--- Start RECORDS FOR THE EXERCISE ---

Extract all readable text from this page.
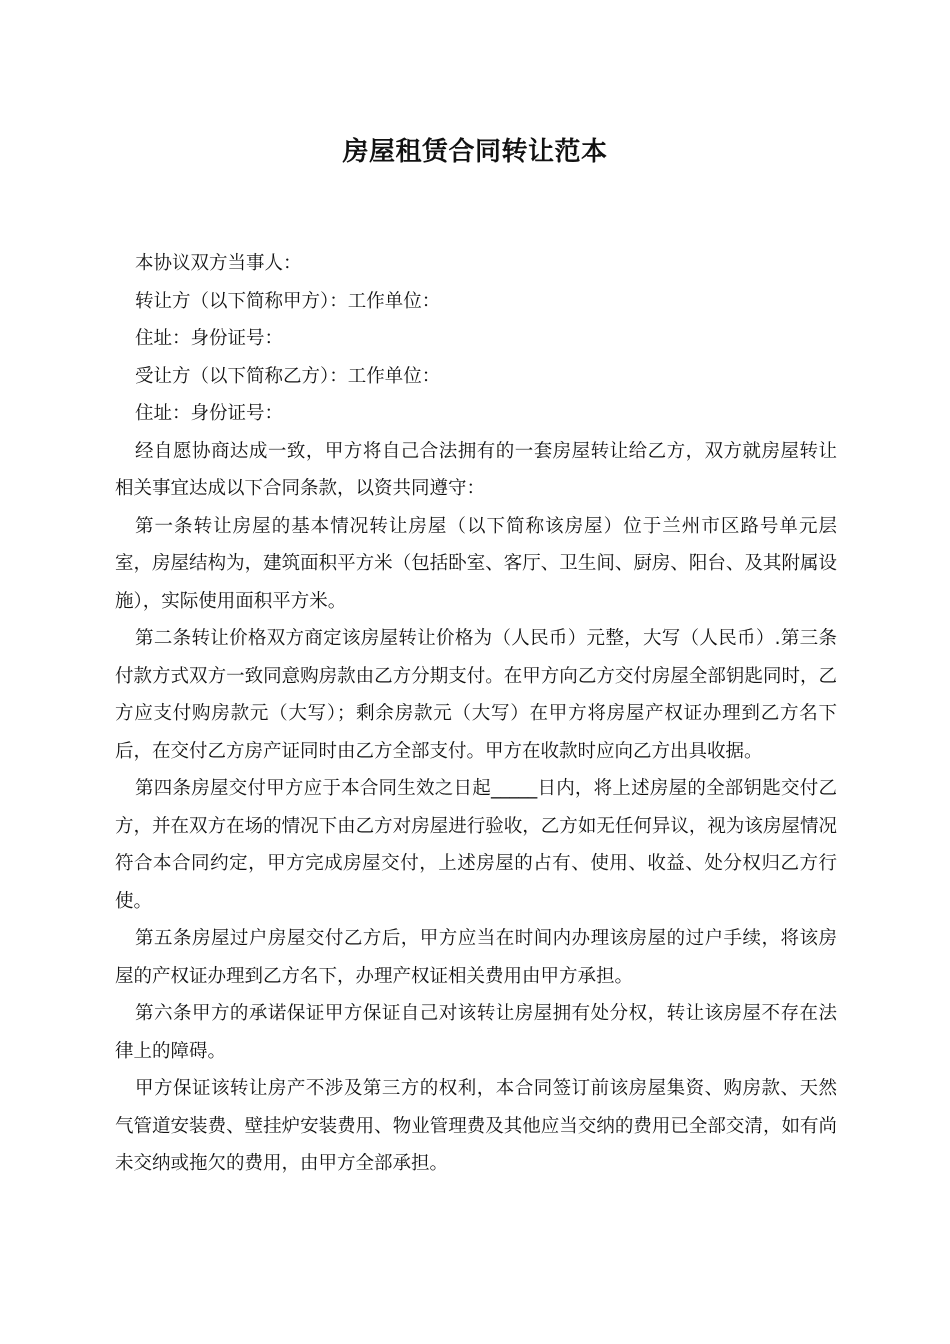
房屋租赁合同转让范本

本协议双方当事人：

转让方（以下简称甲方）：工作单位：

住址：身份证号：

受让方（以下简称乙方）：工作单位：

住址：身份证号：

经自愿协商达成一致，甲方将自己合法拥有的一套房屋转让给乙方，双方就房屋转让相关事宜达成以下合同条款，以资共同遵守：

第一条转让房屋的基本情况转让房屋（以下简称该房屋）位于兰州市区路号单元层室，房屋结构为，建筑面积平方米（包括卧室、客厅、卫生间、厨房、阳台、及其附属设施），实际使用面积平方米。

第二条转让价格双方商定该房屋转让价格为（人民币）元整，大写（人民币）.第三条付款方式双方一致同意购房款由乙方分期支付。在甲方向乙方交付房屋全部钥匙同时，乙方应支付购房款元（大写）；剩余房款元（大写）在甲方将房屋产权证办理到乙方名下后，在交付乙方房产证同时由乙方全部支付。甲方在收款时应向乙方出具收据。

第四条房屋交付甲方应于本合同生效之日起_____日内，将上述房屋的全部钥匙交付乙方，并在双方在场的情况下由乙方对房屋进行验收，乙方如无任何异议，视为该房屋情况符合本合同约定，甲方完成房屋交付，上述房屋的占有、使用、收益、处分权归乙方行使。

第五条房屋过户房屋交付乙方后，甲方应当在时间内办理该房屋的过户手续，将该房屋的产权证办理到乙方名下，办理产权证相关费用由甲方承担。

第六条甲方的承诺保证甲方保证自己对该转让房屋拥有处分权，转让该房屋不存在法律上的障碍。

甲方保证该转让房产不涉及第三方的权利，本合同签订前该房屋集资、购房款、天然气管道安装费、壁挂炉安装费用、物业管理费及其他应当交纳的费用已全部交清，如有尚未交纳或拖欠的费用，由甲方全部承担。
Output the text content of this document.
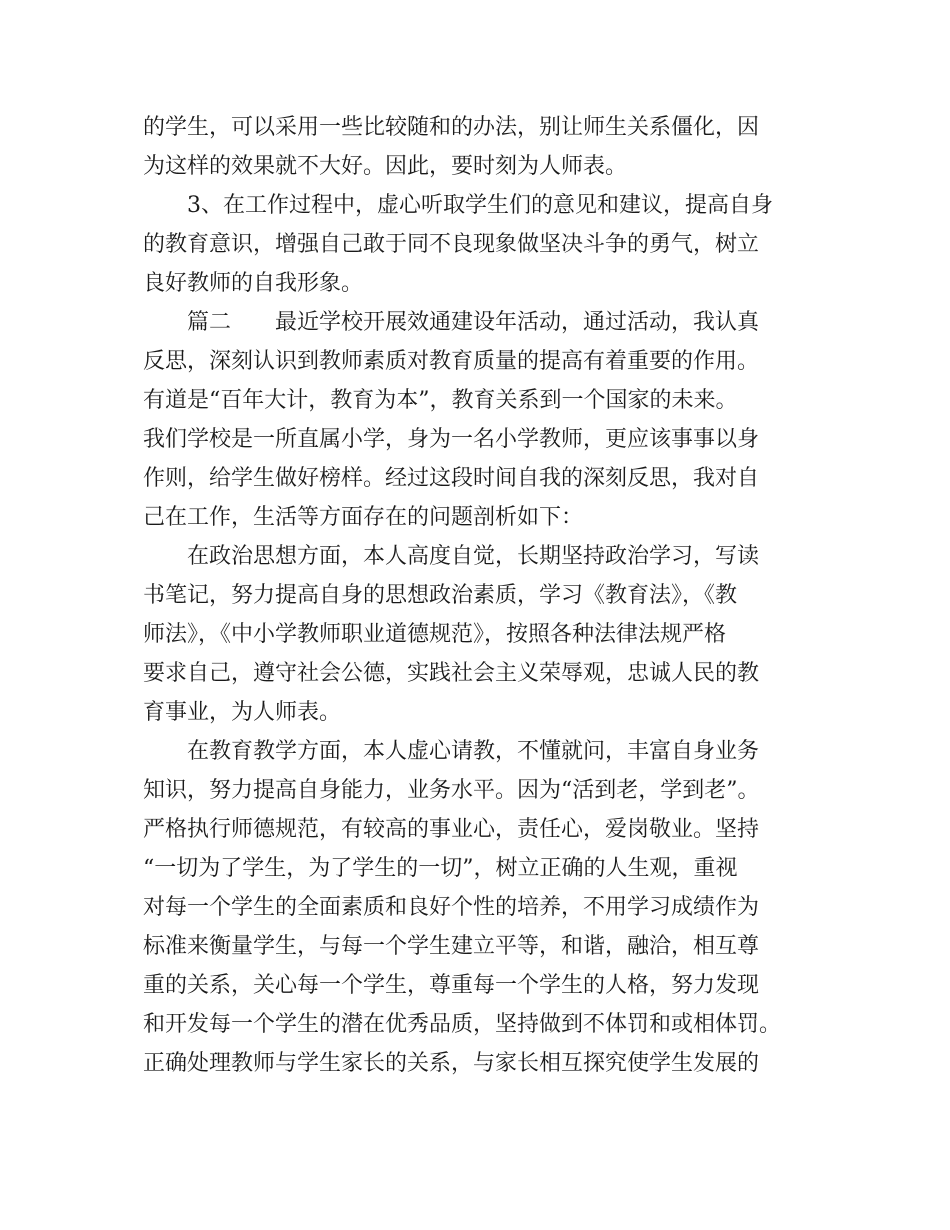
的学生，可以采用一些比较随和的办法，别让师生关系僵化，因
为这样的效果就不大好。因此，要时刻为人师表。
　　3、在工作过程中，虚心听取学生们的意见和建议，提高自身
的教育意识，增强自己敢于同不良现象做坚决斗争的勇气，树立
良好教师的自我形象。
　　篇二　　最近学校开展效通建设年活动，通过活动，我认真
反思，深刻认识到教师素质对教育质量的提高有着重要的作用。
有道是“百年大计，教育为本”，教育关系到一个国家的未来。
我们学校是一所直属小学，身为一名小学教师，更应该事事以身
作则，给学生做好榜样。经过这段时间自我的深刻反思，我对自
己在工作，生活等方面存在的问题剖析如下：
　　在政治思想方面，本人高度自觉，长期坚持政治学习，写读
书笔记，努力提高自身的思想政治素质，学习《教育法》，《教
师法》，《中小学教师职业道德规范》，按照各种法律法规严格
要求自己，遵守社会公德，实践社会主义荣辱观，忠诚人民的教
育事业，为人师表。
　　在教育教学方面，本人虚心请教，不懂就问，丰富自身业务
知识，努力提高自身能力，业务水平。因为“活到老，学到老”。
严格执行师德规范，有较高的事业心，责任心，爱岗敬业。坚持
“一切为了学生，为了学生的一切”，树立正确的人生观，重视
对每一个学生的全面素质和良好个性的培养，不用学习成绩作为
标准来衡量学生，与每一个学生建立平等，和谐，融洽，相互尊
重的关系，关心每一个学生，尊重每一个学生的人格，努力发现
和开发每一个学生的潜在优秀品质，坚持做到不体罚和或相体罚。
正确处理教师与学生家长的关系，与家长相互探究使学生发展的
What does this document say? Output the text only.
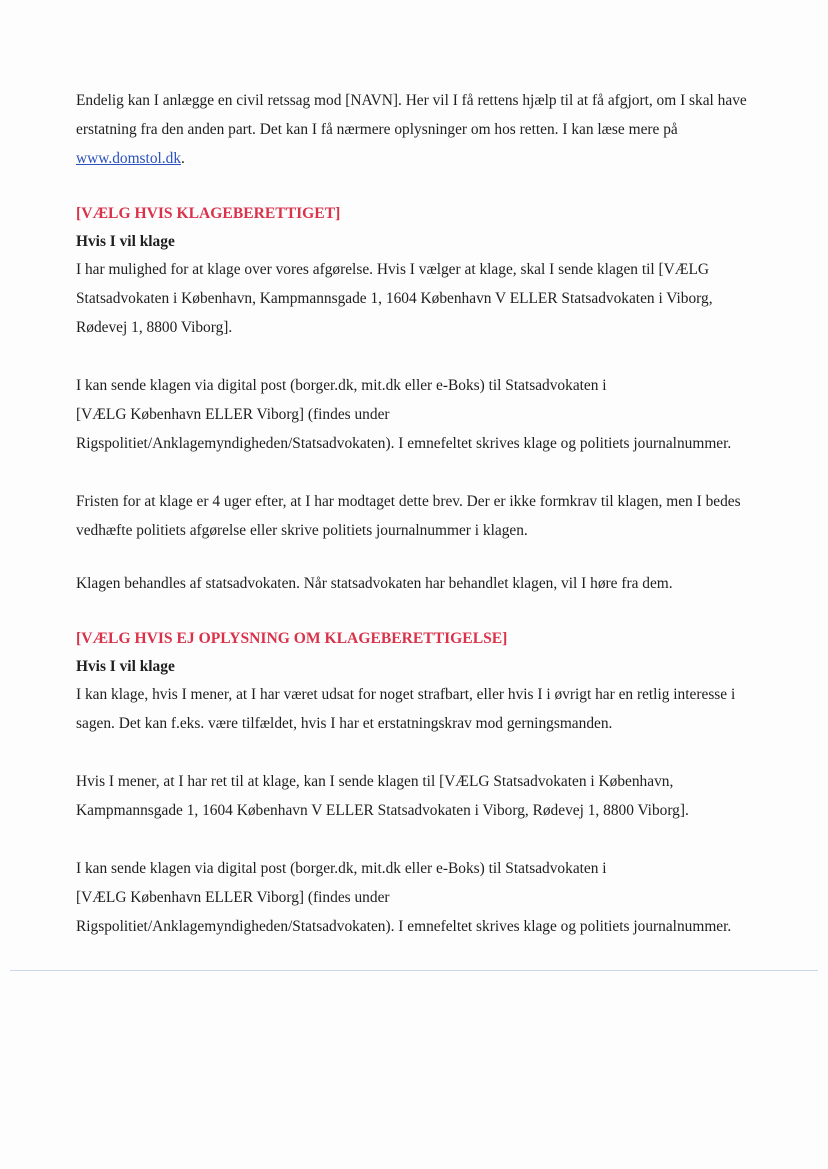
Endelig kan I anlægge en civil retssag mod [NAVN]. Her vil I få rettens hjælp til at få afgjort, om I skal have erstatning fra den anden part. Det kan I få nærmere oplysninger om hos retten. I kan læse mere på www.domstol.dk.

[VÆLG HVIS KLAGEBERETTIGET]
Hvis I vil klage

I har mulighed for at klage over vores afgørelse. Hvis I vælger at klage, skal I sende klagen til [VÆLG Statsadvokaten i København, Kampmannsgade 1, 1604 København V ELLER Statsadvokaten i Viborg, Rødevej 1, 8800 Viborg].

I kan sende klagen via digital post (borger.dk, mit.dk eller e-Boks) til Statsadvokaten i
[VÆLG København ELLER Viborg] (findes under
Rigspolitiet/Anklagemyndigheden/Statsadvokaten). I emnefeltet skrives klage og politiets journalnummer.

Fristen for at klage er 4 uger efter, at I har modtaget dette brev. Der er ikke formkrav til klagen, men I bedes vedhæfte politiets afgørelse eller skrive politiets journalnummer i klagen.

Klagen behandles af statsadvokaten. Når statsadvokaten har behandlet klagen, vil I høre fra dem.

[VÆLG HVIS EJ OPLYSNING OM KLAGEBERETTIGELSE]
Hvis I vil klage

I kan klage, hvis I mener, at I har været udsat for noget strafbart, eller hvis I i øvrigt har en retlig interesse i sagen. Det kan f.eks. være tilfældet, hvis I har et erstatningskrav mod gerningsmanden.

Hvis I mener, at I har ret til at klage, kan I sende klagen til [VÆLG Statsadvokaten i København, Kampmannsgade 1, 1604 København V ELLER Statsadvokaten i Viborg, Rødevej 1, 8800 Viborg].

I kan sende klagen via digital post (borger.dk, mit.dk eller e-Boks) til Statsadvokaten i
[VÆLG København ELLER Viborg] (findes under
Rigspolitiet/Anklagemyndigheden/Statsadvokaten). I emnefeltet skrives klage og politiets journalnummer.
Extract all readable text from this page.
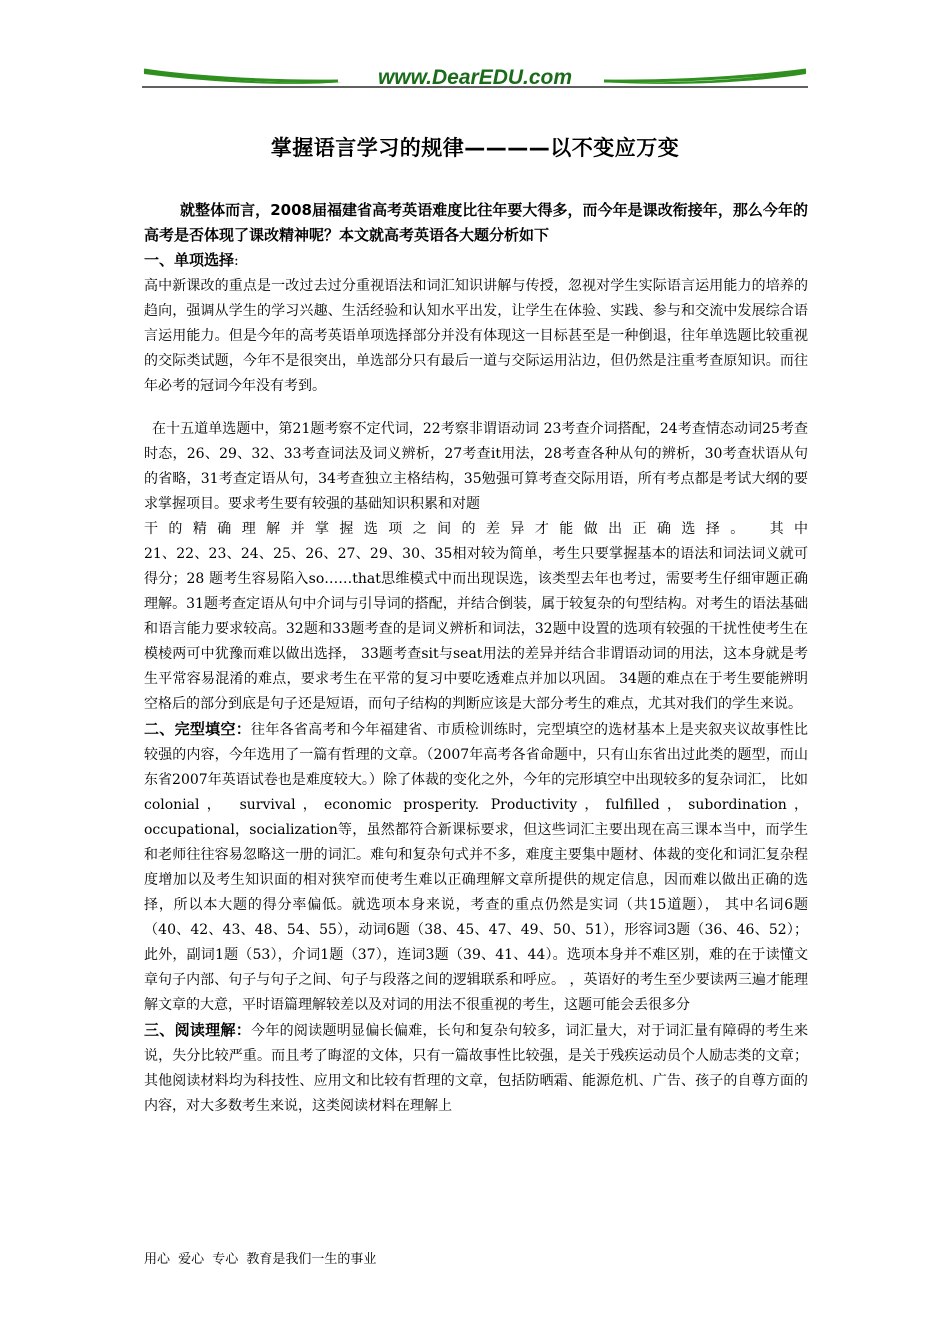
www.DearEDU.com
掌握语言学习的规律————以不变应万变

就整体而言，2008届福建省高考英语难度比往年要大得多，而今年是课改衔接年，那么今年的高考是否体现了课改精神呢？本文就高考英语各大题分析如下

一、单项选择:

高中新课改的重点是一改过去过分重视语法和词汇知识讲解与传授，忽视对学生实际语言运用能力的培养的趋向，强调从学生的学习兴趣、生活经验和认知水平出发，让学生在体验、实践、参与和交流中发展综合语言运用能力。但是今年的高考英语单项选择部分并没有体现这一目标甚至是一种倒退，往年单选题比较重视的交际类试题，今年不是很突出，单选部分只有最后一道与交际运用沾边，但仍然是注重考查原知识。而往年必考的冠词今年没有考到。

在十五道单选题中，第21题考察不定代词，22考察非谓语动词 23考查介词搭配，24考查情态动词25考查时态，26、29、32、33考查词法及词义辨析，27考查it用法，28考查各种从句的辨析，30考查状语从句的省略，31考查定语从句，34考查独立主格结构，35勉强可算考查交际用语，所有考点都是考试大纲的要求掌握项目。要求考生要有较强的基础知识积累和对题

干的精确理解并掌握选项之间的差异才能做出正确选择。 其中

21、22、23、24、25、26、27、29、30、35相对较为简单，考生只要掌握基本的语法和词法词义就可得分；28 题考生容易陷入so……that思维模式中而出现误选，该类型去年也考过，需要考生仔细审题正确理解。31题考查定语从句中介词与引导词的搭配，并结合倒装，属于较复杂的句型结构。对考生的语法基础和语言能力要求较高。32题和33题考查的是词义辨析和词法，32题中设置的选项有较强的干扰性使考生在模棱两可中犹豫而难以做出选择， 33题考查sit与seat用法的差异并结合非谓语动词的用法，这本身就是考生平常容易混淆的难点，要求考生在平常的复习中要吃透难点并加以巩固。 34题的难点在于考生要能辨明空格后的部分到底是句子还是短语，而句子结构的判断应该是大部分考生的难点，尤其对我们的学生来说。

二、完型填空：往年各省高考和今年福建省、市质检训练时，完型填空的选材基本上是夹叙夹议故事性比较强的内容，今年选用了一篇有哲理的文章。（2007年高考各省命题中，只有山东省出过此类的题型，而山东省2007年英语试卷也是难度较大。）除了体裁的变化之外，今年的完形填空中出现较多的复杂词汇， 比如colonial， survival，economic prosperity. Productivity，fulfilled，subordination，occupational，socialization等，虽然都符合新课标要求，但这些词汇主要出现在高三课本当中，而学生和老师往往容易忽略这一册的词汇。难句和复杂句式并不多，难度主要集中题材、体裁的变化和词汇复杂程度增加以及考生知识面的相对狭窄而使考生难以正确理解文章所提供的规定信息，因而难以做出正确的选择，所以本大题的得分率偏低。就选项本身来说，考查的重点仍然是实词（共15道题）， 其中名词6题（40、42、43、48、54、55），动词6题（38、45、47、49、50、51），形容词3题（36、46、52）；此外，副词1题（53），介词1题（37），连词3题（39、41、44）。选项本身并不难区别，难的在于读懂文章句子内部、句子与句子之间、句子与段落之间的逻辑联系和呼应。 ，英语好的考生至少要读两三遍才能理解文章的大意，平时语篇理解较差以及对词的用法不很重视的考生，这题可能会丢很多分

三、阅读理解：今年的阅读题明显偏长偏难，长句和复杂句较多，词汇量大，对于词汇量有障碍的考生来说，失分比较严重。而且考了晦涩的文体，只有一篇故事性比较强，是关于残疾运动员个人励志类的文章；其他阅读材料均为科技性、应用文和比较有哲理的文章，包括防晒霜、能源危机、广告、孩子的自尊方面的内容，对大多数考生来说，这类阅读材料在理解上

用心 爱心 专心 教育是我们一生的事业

--- End RECORDS FOR THE EXERCISE ---

▸ **GOAL**: Copy each line of the data that contains the word "skal".

▸ **COMPLETED EXERCISE**:
Endelig kan I anlægge en civil retssag mod [NAVN]. Her vil I få rettens hjælp til at få afgjort, om I skal have erstatning fra den anden part. Det kan I få nærmere oplysninger om hos retten. I kan læse mere på www.domstol.dk.
I har mulighed for at klage over vores afgørelse. Hvis I vælger at klage, skal I sende klagen til [VÆLG Statsadvokaten i København, Kampmannsgade 1, 1604 København V ELLER Statsadvokaten i Viborg, Rødevej 1, 8800 Viborg].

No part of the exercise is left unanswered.